• WHAT THE EXERCISE ASKS
Give the number of lines in the data that hold the word "字旁的元素", and nothing else.
╔══
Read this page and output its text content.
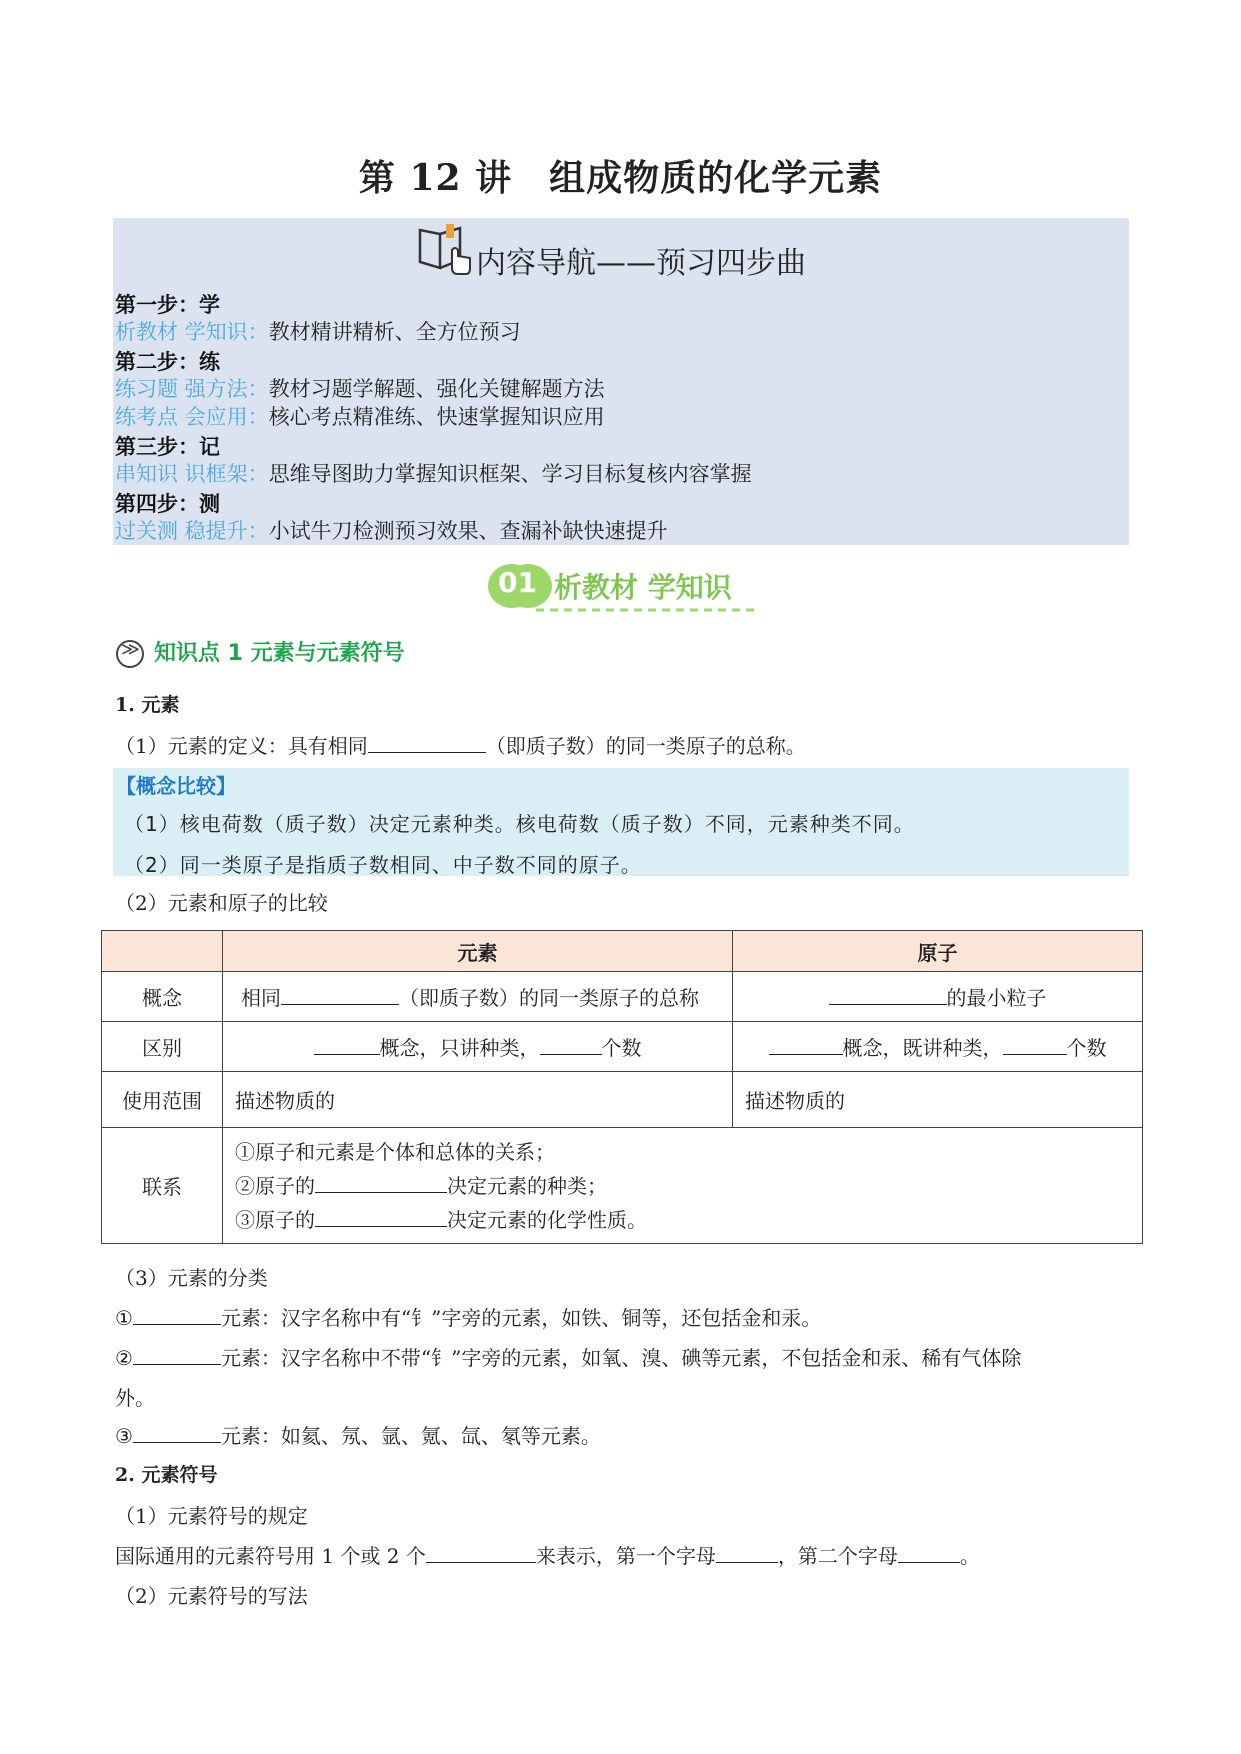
第 12 讲　组成物质的化学元素
内容导航——预习四步曲
第一步：学
析教材 学知识：教材精讲精析、全方位预习
第二步：练
练习题 强方法：教材习题学解题、强化关键解题方法
练考点 会应用：核心考点精准练、快速掌握知识应用
第三步：记
串知识 识框架：思维导图助力掌握知识框架、学习目标复核内容掌握
第四步：测
过关测 稳提升：小试牛刀检测预习效果、查漏补缺快速提升
01 析教材 学知识
≫知识点 1 元素与元素符号
1. 元素
（1）元素的定义：具有相同	（即质子数）的同一类原子的总称。
【概念比较】
（1）核电荷数（质子数）决定元素种类。核电荷数（质子数）不同，元素种类不同。
（2）同一类原子是指质子数相同、中子数不同的原子。
（2）元素和原子的比较
	元素	原子
概念	相同 （即质子数）的同一类原子的总称	的最小粒子
区别	概念，只讲种类， 个数	概念，既讲种类， 个数
使用范围	描述物质的	描述物质的
联系	①原子和元素是个体和总体的关系；
②原子的 决定元素的种类；
③原子的 决定元素的化学性质。	
（3）元素的分类
①	元素：汉字名称中有“钅”字旁的元素，如铁、铜等，还包括金和汞。
②	元素：汉字名称中不带“钅”字旁的元素，如氧、溴、碘等元素，不包括金和汞、稀有气体除
外。
③	元素：如氦、氖、氩、氪、氙、氡等元素。
2. 元素符号
（1）元素符号的规定
国际通用的元素符号用 1 个或 2 个	来表示，第一个字母	，第二个字母	。
（2）元素符号的写法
╚══
• IN RESPONSE
2